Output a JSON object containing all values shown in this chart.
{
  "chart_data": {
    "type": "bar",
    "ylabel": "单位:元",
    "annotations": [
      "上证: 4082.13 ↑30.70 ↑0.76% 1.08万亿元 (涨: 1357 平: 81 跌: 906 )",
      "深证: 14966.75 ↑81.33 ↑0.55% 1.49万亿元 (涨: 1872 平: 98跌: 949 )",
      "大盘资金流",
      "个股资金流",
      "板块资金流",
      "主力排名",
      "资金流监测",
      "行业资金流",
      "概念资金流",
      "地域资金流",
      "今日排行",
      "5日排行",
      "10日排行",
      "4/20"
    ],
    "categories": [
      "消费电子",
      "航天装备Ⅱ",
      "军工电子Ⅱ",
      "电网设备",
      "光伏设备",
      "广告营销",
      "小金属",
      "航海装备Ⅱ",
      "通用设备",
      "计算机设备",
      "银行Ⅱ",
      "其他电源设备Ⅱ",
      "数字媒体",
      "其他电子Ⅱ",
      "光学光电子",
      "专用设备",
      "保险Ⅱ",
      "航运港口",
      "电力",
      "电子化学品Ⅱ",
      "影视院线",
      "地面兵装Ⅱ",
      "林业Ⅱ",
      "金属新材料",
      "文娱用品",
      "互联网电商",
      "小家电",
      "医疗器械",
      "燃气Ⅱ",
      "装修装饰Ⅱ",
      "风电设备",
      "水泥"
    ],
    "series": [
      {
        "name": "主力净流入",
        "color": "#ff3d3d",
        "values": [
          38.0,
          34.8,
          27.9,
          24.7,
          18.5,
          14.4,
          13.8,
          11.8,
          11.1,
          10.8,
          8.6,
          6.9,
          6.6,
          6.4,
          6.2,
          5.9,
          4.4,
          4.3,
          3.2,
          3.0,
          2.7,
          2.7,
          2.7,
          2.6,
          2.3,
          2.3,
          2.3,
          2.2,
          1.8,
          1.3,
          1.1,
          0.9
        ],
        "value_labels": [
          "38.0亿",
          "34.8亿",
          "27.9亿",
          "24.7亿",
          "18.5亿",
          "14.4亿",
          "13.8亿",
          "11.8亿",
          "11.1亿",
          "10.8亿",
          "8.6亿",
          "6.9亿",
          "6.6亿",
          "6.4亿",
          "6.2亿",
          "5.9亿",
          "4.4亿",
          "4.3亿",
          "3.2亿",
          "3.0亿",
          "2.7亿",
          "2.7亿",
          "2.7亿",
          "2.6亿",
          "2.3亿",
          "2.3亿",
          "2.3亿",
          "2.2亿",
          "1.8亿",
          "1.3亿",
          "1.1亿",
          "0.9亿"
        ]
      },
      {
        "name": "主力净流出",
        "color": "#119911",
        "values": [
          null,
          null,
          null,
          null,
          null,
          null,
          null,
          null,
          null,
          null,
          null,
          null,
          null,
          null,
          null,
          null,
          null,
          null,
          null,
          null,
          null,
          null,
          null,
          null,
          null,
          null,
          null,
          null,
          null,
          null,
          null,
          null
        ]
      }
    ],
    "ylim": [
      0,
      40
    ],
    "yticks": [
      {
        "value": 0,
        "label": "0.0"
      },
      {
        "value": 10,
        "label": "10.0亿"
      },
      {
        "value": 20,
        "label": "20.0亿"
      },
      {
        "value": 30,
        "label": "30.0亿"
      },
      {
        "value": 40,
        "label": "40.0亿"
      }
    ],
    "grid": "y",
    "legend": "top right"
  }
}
# # # # #
Repeat the material above in full, exactly as it stands.

Output a JSON object containing all values shown in this chart.
{
  "chart_data": {
    "type": "bar",
    "ylabel": "单位:元",
    "annotations": [
      "上证: 4082.13 ↑30.70 ↑0.76% 1.08万亿元 (涨: 1357 平: 81 跌: 906 )",
      "深证: 14966.75 ↑81.33 ↑0.55% 1.49万亿元 (涨: 1872 平: 98跌: 949 )",
      "大盘资金流",
      "个股资金流",
      "板块资金流",
      "主力排名",
      "资金流监测",
      "行业资金流",
      "概念资金流",
      "地域资金流",
      "今日排行",
      "5日排行",
      "10日排行",
      "4/20"
    ],
    "categories": [
      "消费电子",
      "航天装备Ⅱ",
      "军工电子Ⅱ",
      "电网设备",
      "光伏设备",
      "广告营销",
      "小金属",
      "航海装备Ⅱ",
      "通用设备",
      "计算机设备",
      "银行Ⅱ",
      "其他电源设备Ⅱ",
      "数字媒体",
      "其他电子Ⅱ",
      "光学光电子",
      "专用设备",
      "保险Ⅱ",
      "航运港口",
      "电力",
      "电子化学品Ⅱ",
      "影视院线",
      "地面兵装Ⅱ",
      "林业Ⅱ",
      "金属新材料",
      "文娱用品",
      "互联网电商",
      "小家电",
      "医疗器械",
      "燃气Ⅱ",
      "装修装饰Ⅱ",
      "风电设备",
      "水泥"
    ],
    "series": [
      {
        "name": "主力净流入",
        "color": "#ff3d3d",
        "values": [
          38.0,
          34.8,
          27.9,
          24.7,
          18.5,
          14.4,
          13.8,
          11.8,
          11.1,
          10.8,
          8.6,
          6.9,
          6.6,
          6.4,
          6.2,
          5.9,
          4.4,
          4.3,
          3.2,
          3.0,
          2.7,
          2.7,
          2.7,
          2.6,
          2.3,
          2.3,
          2.3,
          2.2,
          1.8,
          1.3,
          1.1,
          0.9
        ],
        "value_labels": [
          "38.0亿",
          "34.8亿",
          "27.9亿",
          "24.7亿",
          "18.5亿",
          "14.4亿",
          "13.8亿",
          "11.8亿",
          "11.1亿",
          "10.8亿",
          "8.6亿",
          "6.9亿",
          "6.6亿",
          "6.4亿",
          "6.2亿",
          "5.9亿",
          "4.4亿",
          "4.3亿",
          "3.2亿",
          "3.0亿",
          "2.7亿",
          "2.7亿",
          "2.7亿",
          "2.6亿",
          "2.3亿",
          "2.3亿",
          "2.3亿",
          "2.2亿",
          "1.8亿",
          "1.3亿",
          "1.1亿",
          "0.9亿"
        ]
      },
      {
        "name": "主力净流出",
        "color": "#119911",
        "values": [
          null,
          null,
          null,
          null,
          null,
          null,
          null,
          null,
          null,
          null,
          null,
          null,
          null,
          null,
          null,
          null,
          null,
          null,
          null,
          null,
          null,
          null,
          null,
          null,
          null,
          null,
          null,
          null,
          null,
          null,
          null,
          null
        ]
      }
    ],
    "ylim": [
      0,
      40
    ],
    "yticks": [
      {
        "value": 0,
        "label": "0.0"
      },
      {
        "value": 10,
        "label": "10.0亿"
      },
      {
        "value": 20,
        "label": "20.0亿"
      },
      {
        "value": 30,
        "label": "30.0亿"
      },
      {
        "value": 40,
        "label": "40.0亿"
      }
    ],
    "grid": "y",
    "legend": "top right"
  }
}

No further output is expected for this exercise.